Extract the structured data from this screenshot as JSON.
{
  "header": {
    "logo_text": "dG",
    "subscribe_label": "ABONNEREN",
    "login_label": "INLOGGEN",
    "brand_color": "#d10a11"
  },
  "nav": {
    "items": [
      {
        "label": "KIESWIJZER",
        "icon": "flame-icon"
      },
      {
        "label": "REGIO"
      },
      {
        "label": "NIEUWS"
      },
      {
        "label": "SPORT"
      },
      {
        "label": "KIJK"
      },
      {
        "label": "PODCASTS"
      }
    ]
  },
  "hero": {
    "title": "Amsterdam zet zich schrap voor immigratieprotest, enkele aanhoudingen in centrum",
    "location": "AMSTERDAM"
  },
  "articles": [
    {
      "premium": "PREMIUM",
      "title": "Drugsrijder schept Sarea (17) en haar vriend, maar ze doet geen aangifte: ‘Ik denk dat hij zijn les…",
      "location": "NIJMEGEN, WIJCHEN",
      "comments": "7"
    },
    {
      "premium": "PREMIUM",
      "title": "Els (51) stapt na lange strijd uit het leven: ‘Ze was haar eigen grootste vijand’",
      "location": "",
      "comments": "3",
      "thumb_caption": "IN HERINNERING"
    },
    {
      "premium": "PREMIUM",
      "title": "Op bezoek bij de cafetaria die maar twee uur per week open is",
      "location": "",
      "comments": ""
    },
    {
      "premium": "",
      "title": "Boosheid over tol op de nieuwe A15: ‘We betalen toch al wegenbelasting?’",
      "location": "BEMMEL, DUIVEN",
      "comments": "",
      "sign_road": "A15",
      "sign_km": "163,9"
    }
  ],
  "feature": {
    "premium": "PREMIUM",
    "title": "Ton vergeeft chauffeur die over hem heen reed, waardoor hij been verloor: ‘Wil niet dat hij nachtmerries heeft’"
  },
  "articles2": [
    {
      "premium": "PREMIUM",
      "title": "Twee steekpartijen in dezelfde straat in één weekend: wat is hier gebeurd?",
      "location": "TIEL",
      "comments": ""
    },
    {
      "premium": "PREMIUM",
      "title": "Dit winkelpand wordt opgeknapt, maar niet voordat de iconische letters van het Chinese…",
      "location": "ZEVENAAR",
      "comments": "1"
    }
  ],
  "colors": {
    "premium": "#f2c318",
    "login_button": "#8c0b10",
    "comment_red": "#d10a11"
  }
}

..............................

# To do
Would you give the material above again, complete and exact?

# Correct result
Extract the structured data from this screenshot as JSON.
{
  "header": {
    "logo_text": "dG",
    "subscribe_label": "ABONNEREN",
    "login_label": "INLOGGEN",
    "brand_color": "#d10a11"
  },
  "nav": {
    "items": [
      {
        "label": "KIESWIJZER",
        "icon": "flame-icon"
      },
      {
        "label": "REGIO"
      },
      {
        "label": "NIEUWS"
      },
      {
        "label": "SPORT"
      },
      {
        "label": "KIJK"
      },
      {
        "label": "PODCASTS"
      }
    ]
  },
  "hero": {
    "title": "Amsterdam zet zich schrap voor immigratieprotest, enkele aanhoudingen in centrum",
    "location": "AMSTERDAM"
  },
  "articles": [
    {
      "premium": "PREMIUM",
      "title": "Drugsrijder schept Sarea (17) en haar vriend, maar ze doet geen aangifte: ‘Ik denk dat hij zijn les…",
      "location": "NIJMEGEN, WIJCHEN",
      "comments": "7"
    },
    {
      "premium": "PREMIUM",
      "title": "Els (51) stapt na lange strijd uit het leven: ‘Ze was haar eigen grootste vijand’",
      "location": "",
      "comments": "3",
      "thumb_caption": "IN HERINNERING"
    },
    {
      "premium": "PREMIUM",
      "title": "Op bezoek bij de cafetaria die maar twee uur per week open is",
      "location": "",
      "comments": ""
    },
    {
      "premium": "",
      "title": "Boosheid over tol op de nieuwe A15: ‘We betalen toch al wegenbelasting?’",
      "location": "BEMMEL, DUIVEN",
      "comments": "",
      "sign_road": "A15",
      "sign_km": "163,9"
    }
  ],
  "feature": {
    "premium": "PREMIUM",
    "title": "Ton vergeeft chauffeur die over hem heen reed, waardoor hij been verloor: ‘Wil niet dat hij nachtmerries heeft’"
  },
  "articles2": [
    {
      "premium": "PREMIUM",
      "title": "Twee steekpartijen in dezelfde straat in één weekend: wat is hier gebeurd?",
      "location": "TIEL",
      "comments": ""
    },
    {
      "premium": "PREMIUM",
      "title": "Dit winkelpand wordt opgeknapt, maar niet voordat de iconische letters van het Chinese…",
      "location": "ZEVENAAR",
      "comments": "1"
    }
  ],
  "colors": {
    "premium": "#f2c318",
    "login_button": "#8c0b10",
    "comment_red": "#d10a11"
  }
}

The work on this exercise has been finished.